## PROBLEM REQUIREMENTS
Find and return each line containing "kindness".

## STORED DATA
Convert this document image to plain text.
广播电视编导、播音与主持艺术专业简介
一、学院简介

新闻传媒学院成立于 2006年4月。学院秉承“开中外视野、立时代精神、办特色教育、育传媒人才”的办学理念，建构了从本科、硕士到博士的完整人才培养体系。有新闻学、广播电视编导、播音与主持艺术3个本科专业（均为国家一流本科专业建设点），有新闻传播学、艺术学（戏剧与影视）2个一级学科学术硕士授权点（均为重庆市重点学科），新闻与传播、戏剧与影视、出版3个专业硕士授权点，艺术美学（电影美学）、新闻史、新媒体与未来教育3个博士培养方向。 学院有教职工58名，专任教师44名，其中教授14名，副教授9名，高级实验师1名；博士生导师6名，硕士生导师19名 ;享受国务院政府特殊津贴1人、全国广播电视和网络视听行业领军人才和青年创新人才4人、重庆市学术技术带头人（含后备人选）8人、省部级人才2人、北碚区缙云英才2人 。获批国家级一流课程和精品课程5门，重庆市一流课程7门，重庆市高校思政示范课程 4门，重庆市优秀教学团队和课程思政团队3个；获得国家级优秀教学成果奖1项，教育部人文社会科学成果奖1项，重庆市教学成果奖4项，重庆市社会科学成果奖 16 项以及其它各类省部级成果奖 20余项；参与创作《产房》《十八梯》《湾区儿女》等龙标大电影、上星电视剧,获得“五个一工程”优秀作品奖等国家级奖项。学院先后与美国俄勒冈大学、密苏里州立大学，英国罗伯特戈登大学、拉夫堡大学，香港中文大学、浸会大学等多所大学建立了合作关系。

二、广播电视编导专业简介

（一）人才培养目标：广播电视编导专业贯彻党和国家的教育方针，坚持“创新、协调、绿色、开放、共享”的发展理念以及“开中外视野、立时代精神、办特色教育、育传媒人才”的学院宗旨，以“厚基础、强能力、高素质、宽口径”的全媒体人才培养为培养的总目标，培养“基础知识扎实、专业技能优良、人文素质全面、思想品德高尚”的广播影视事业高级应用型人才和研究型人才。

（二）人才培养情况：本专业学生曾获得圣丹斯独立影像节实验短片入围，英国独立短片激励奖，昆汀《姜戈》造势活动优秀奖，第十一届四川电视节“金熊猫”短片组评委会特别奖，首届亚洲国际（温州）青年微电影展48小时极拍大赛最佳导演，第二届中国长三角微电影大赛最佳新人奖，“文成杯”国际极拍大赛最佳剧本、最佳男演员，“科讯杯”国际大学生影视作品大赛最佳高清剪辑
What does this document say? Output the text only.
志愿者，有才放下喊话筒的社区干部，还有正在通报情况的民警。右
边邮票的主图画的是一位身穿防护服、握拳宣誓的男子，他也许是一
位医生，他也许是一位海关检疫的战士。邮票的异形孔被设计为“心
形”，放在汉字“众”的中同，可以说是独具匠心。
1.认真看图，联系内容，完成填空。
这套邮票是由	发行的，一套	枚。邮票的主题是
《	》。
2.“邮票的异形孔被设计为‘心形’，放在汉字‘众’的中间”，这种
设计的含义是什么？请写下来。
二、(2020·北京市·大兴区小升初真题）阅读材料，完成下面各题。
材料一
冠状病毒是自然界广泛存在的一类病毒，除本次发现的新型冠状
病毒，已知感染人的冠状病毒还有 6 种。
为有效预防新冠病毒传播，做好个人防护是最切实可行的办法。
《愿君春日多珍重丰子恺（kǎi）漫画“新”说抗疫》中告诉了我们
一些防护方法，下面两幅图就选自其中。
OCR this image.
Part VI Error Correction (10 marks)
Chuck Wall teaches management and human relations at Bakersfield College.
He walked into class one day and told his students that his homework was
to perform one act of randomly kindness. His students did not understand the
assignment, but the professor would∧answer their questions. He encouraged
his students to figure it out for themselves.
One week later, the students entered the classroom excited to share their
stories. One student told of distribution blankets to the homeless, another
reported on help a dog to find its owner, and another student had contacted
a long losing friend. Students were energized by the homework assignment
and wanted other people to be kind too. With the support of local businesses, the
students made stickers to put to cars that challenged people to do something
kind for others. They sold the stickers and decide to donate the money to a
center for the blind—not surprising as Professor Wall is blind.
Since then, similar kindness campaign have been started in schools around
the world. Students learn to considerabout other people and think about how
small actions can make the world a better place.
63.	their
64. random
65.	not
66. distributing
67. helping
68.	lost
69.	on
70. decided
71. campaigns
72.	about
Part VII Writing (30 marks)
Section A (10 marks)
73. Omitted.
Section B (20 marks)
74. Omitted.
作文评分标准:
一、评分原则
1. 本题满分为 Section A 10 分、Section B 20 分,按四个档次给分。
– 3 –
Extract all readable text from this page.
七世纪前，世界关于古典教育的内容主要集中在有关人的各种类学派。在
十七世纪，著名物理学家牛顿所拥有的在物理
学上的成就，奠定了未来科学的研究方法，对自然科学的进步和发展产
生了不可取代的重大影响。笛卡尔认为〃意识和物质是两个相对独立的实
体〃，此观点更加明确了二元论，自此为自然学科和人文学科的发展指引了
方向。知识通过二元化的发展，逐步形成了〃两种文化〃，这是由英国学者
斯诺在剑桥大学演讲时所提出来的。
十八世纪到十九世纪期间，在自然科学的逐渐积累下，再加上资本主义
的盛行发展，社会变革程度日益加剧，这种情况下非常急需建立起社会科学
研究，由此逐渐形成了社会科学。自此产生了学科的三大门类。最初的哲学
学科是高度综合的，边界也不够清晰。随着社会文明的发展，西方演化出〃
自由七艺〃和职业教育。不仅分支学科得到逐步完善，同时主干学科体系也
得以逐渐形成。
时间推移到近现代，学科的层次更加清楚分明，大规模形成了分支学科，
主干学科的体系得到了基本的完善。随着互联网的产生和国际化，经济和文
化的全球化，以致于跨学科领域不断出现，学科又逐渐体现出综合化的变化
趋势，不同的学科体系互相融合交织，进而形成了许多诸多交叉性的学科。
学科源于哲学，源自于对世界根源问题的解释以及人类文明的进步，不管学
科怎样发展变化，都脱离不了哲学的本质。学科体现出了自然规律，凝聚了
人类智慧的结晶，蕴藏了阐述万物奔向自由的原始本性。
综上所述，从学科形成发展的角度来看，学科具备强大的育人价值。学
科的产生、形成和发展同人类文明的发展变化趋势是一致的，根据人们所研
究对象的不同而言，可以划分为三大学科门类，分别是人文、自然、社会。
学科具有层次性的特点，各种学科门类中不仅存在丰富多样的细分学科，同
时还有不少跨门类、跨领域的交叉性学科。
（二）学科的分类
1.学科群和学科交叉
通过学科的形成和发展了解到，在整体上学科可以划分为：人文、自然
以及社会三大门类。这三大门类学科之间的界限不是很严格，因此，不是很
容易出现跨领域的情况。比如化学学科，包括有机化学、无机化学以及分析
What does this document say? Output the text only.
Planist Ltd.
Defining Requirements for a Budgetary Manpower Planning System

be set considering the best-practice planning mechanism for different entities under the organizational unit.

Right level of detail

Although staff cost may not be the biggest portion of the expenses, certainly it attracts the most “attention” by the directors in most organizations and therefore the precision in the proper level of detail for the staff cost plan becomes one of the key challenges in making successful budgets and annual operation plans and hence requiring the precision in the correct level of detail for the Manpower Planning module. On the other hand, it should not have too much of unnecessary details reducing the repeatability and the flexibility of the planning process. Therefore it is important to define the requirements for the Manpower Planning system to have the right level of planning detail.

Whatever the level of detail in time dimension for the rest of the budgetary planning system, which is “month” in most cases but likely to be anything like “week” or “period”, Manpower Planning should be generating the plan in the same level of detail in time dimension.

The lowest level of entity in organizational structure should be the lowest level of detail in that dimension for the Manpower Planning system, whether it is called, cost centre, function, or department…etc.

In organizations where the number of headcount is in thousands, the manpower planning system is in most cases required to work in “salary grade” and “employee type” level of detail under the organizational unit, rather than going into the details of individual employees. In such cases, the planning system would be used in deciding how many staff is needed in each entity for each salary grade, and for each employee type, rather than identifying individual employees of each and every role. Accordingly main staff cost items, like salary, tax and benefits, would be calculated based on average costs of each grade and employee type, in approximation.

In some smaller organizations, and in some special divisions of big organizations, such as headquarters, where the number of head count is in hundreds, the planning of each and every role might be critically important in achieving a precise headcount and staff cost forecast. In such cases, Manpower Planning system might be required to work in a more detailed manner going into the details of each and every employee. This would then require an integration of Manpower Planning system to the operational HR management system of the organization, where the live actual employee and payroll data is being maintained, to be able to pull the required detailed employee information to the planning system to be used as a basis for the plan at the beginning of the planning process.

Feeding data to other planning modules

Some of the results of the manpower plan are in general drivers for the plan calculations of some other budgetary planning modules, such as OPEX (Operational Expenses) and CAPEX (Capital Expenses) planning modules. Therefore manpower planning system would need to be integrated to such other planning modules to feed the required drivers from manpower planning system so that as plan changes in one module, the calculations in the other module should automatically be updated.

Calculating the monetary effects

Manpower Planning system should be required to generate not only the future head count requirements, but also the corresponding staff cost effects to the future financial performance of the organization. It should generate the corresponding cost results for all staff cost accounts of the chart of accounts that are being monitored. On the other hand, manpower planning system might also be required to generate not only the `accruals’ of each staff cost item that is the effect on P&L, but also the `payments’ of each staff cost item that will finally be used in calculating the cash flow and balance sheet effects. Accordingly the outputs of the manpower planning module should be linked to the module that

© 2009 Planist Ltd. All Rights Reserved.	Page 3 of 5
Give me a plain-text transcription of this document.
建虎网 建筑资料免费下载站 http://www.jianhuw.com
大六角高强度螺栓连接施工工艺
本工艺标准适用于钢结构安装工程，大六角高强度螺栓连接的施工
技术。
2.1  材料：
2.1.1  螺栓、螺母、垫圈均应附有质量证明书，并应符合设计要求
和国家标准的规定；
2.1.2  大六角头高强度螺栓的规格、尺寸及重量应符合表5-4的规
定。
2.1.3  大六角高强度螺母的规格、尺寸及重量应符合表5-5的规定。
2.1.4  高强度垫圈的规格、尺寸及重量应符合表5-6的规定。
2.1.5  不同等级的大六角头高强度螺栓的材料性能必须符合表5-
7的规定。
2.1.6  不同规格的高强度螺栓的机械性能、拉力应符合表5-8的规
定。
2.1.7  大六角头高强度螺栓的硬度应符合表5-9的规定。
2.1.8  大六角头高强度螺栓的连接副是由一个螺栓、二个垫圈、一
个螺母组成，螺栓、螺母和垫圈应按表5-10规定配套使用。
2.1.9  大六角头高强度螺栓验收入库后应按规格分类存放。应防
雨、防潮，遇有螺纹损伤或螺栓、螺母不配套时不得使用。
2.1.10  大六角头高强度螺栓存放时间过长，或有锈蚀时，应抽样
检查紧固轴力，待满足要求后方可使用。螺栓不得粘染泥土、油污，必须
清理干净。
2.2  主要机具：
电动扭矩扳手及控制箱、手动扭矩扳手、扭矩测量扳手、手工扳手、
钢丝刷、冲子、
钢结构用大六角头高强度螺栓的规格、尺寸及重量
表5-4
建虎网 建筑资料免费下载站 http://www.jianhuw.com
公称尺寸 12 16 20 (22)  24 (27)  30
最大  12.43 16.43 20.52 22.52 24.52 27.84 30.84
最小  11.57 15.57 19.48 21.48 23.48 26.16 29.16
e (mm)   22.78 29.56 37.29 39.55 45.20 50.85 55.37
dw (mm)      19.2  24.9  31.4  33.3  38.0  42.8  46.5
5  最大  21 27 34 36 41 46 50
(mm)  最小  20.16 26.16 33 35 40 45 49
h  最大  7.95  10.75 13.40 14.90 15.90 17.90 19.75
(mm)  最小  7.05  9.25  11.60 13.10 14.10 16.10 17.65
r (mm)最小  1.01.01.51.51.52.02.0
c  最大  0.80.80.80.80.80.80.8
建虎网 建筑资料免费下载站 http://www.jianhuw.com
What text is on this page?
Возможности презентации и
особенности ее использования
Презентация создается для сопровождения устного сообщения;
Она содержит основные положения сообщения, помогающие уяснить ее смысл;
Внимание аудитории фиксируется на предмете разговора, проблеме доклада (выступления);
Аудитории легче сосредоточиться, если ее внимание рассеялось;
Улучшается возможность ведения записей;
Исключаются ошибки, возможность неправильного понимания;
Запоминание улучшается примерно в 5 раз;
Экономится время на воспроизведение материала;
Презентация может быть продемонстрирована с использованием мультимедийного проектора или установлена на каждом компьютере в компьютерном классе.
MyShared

## EXERCISE RESULT
to perform one act of randomly kindness. His students did not understand the
Since then, similar kindness campaign have been started in schools around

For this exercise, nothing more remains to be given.